**Objective**
Rewrite all of the records below, replacing each occurrence of "y-tick-label" with "y-axis-tick" and keeping everything else unchanged.

**Data rows**
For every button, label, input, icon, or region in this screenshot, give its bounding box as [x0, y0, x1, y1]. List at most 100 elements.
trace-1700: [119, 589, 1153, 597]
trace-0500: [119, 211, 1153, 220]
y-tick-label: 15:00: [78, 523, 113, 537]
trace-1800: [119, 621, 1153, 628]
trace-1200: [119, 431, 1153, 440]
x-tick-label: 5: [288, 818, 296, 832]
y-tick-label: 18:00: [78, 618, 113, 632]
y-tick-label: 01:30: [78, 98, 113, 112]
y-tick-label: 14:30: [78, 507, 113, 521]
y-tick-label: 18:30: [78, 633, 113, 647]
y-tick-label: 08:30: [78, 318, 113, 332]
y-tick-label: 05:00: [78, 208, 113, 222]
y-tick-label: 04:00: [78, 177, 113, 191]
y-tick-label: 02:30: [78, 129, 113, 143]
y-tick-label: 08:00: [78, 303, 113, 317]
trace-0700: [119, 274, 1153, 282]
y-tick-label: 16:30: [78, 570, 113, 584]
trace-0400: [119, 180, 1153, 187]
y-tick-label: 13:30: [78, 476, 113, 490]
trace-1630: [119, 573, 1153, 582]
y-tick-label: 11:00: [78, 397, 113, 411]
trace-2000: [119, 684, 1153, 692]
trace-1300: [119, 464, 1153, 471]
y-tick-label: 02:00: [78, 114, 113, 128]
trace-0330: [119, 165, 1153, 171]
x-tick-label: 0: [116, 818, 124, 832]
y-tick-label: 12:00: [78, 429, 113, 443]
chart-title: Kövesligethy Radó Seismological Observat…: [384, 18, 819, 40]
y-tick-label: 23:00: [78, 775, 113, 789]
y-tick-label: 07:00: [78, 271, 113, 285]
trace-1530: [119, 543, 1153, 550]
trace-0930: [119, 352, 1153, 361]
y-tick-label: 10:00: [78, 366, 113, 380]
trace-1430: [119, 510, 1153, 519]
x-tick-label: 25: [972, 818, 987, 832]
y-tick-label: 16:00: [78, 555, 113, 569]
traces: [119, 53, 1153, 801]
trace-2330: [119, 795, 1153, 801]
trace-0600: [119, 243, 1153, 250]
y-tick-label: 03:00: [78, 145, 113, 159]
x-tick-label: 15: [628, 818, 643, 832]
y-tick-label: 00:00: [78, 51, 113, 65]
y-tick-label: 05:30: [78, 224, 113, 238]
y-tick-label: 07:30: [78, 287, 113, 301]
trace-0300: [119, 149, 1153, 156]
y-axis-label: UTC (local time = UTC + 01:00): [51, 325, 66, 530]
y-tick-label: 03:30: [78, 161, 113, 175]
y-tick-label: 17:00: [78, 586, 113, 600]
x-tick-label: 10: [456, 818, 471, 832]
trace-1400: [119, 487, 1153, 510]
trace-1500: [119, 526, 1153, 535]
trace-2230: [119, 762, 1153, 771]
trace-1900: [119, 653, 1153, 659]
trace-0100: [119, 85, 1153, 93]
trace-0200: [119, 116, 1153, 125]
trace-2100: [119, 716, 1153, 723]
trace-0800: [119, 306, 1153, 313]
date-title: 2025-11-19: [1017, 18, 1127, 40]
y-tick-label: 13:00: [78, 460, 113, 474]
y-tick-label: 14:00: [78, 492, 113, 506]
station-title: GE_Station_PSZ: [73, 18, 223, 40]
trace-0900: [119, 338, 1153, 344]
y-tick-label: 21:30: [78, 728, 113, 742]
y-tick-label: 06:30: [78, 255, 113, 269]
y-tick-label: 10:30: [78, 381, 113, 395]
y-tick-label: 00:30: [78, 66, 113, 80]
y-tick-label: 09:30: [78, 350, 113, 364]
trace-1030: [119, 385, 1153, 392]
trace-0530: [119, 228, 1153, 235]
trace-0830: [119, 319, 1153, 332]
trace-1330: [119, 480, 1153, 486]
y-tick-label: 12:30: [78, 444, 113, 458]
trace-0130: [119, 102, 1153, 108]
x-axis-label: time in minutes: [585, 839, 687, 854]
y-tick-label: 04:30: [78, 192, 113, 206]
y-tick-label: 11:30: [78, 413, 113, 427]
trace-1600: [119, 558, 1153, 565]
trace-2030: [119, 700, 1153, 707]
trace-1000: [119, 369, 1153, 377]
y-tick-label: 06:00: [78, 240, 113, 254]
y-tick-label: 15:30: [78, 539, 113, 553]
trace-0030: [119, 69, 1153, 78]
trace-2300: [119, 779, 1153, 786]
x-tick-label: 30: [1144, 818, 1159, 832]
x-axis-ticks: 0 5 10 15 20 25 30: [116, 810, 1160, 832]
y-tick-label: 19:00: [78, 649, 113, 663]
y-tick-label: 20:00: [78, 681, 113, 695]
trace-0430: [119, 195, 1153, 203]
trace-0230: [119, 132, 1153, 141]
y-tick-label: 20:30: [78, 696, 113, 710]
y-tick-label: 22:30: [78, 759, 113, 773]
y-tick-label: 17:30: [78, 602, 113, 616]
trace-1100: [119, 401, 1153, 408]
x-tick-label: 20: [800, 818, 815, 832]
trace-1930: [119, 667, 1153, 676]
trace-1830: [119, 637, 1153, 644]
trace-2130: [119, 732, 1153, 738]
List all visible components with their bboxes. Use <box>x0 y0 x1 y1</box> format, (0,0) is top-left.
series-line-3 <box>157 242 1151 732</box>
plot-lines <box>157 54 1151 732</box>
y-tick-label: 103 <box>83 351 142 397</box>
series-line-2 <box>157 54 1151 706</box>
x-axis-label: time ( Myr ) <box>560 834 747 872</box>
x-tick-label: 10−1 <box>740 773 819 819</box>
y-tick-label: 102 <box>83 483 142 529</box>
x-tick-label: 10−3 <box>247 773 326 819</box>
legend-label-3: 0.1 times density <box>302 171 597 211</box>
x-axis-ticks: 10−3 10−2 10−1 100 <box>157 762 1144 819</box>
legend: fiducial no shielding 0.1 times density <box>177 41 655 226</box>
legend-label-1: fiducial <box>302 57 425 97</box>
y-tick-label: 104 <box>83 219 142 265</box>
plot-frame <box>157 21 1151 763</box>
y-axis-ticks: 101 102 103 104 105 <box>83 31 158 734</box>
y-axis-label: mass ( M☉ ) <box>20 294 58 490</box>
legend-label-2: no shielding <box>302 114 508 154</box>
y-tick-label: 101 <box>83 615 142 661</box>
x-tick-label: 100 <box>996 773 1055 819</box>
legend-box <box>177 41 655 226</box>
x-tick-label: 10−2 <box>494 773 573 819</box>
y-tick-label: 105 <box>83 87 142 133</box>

**Task response**
For every button, label, input, icon, or region in this screenshot, give its bounding box as [x0, y0, x1, y1]. List at most 100 elements.
trace-1700: [119, 589, 1153, 597]
trace-0500: [119, 211, 1153, 220]
y-axis-tick: 15:00: [78, 523, 113, 537]
trace-1800: [119, 621, 1153, 628]
trace-1200: [119, 431, 1153, 440]
x-tick-label: 5: [288, 818, 296, 832]
y-axis-tick: 18:00: [78, 618, 113, 632]
y-axis-tick: 01:30: [78, 98, 113, 112]
y-axis-tick: 14:30: [78, 507, 113, 521]
y-axis-tick: 18:30: [78, 633, 113, 647]
y-axis-tick: 08:30: [78, 318, 113, 332]
y-axis-tick: 05:00: [78, 208, 113, 222]
y-axis-tick: 04:00: [78, 177, 113, 191]
y-axis-tick: 02:30: [78, 129, 113, 143]
y-axis-tick: 08:00: [78, 303, 113, 317]
trace-0700: [119, 274, 1153, 282]
y-axis-tick: 16:30: [78, 570, 113, 584]
trace-0400: [119, 180, 1153, 187]
y-axis-tick: 13:30: [78, 476, 113, 490]
trace-1630: [119, 573, 1153, 582]
y-axis-tick: 11:00: [78, 397, 113, 411]
trace-2000: [119, 684, 1153, 692]
trace-1300: [119, 464, 1153, 471]
y-axis-tick: 02:00: [78, 114, 113, 128]
trace-0330: [119, 165, 1153, 171]
x-tick-label: 0: [116, 818, 124, 832]
y-axis-tick: 12:00: [78, 429, 113, 443]
chart-title: Kövesligethy Radó Seismological Observat…: [384, 18, 819, 40]
y-axis-tick: 23:00: [78, 775, 113, 789]
y-axis-tick: 07:00: [78, 271, 113, 285]
trace-1530: [119, 543, 1153, 550]
trace-0930: [119, 352, 1153, 361]
y-axis-tick: 10:00: [78, 366, 113, 380]
trace-1430: [119, 510, 1153, 519]
x-tick-label: 25: [972, 818, 987, 832]
y-axis-tick: 16:00: [78, 555, 113, 569]
traces: [119, 53, 1153, 801]
trace-2330: [119, 795, 1153, 801]
trace-0600: [119, 243, 1153, 250]
y-axis-tick: 03:00: [78, 145, 113, 159]
x-tick-label: 15: [628, 818, 643, 832]
y-axis-tick: 00:00: [78, 51, 113, 65]
y-axis-tick: 05:30: [78, 224, 113, 238]
y-axis-tick: 07:30: [78, 287, 113, 301]
trace-0300: [119, 149, 1153, 156]
y-axis-label: UTC (local time = UTC + 01:00): [51, 325, 66, 530]
y-axis-tick: 03:30: [78, 161, 113, 175]
y-axis-tick: 17:00: [78, 586, 113, 600]
x-tick-label: 10: [456, 818, 471, 832]
trace-1400: [119, 487, 1153, 510]
trace-1500: [119, 526, 1153, 535]
trace-2230: [119, 762, 1153, 771]
trace-1900: [119, 653, 1153, 659]
trace-0100: [119, 85, 1153, 93]
trace-0200: [119, 116, 1153, 125]
trace-2100: [119, 716, 1153, 723]
trace-0800: [119, 306, 1153, 313]
date-title: 2025-11-19: [1017, 18, 1127, 40]
y-axis-tick: 13:00: [78, 460, 113, 474]
y-axis-tick: 14:00: [78, 492, 113, 506]
station-title: GE_Station_PSZ: [73, 18, 223, 40]
trace-0900: [119, 338, 1153, 344]
y-axis-tick: 21:30: [78, 728, 113, 742]
y-axis-tick: 06:30: [78, 255, 113, 269]
y-axis-tick: 10:30: [78, 381, 113, 395]
y-axis-tick: 00:30: [78, 66, 113, 80]
y-axis-tick: 09:30: [78, 350, 113, 364]
trace-1030: [119, 385, 1153, 392]
trace-0530: [119, 228, 1153, 235]
trace-0830: [119, 319, 1153, 332]
trace-1330: [119, 480, 1153, 486]
y-axis-tick: 12:30: [78, 444, 113, 458]
trace-0130: [119, 102, 1153, 108]
x-axis-label: time in minutes: [585, 839, 687, 854]
y-axis-tick: 04:30: [78, 192, 113, 206]
y-axis-tick: 11:30: [78, 413, 113, 427]
trace-1600: [119, 558, 1153, 565]
trace-2030: [119, 700, 1153, 707]
trace-1000: [119, 369, 1153, 377]
y-axis-tick: 06:00: [78, 240, 113, 254]
y-axis-tick: 15:30: [78, 539, 113, 553]
trace-0030: [119, 69, 1153, 78]
trace-2300: [119, 779, 1153, 786]
x-tick-label: 30: [1144, 818, 1159, 832]
x-axis-ticks: 0 5 10 15 20 25 30: [116, 810, 1160, 832]
y-axis-tick: 19:00: [78, 649, 113, 663]
y-axis-tick: 20:00: [78, 681, 113, 695]
trace-0430: [119, 195, 1153, 203]
trace-0230: [119, 132, 1153, 141]
y-axis-tick: 20:30: [78, 696, 113, 710]
y-axis-tick: 22:30: [78, 759, 113, 773]
y-axis-tick: 17:30: [78, 602, 113, 616]
trace-1100: [119, 401, 1153, 408]
x-tick-label: 20: [800, 818, 815, 832]
trace-1930: [119, 667, 1153, 676]
trace-1830: [119, 637, 1153, 644]
trace-2130: [119, 732, 1153, 738]
List all visible components with their bboxes. Use <box>x0 y0 x1 y1</box> format, (0,0) is top-left.
series-line-3 <box>157 242 1151 732</box>
plot-lines <box>157 54 1151 732</box>
y-axis-tick: 103 <box>83 351 142 397</box>
series-line-2 <box>157 54 1151 706</box>
x-axis-label: time ( Myr ) <box>560 834 747 872</box>
x-tick-label: 10−1 <box>740 773 819 819</box>
y-axis-tick: 102 <box>83 483 142 529</box>
x-tick-label: 10−3 <box>247 773 326 819</box>
legend-label-3: 0.1 times density <box>302 171 597 211</box>
x-axis-ticks: 10−3 10−2 10−1 100 <box>157 762 1144 819</box>
legend: fiducial no shielding 0.1 times density <box>177 41 655 226</box>
legend-label-1: fiducial <box>302 57 425 97</box>
y-axis-tick: 104 <box>83 219 142 265</box>
plot-frame <box>157 21 1151 763</box>
y-axis-ticks: 101 102 103 104 105 <box>83 31 158 734</box>
y-axis-label: mass ( M☉ ) <box>20 294 58 490</box>
legend-label-2: no shielding <box>302 114 508 154</box>
y-axis-tick: 101 <box>83 615 142 661</box>
x-tick-label: 100 <box>996 773 1055 819</box>
legend-box <box>177 41 655 226</box>
x-tick-label: 10−2 <box>494 773 573 819</box>
y-axis-tick: 105 <box>83 87 142 133</box>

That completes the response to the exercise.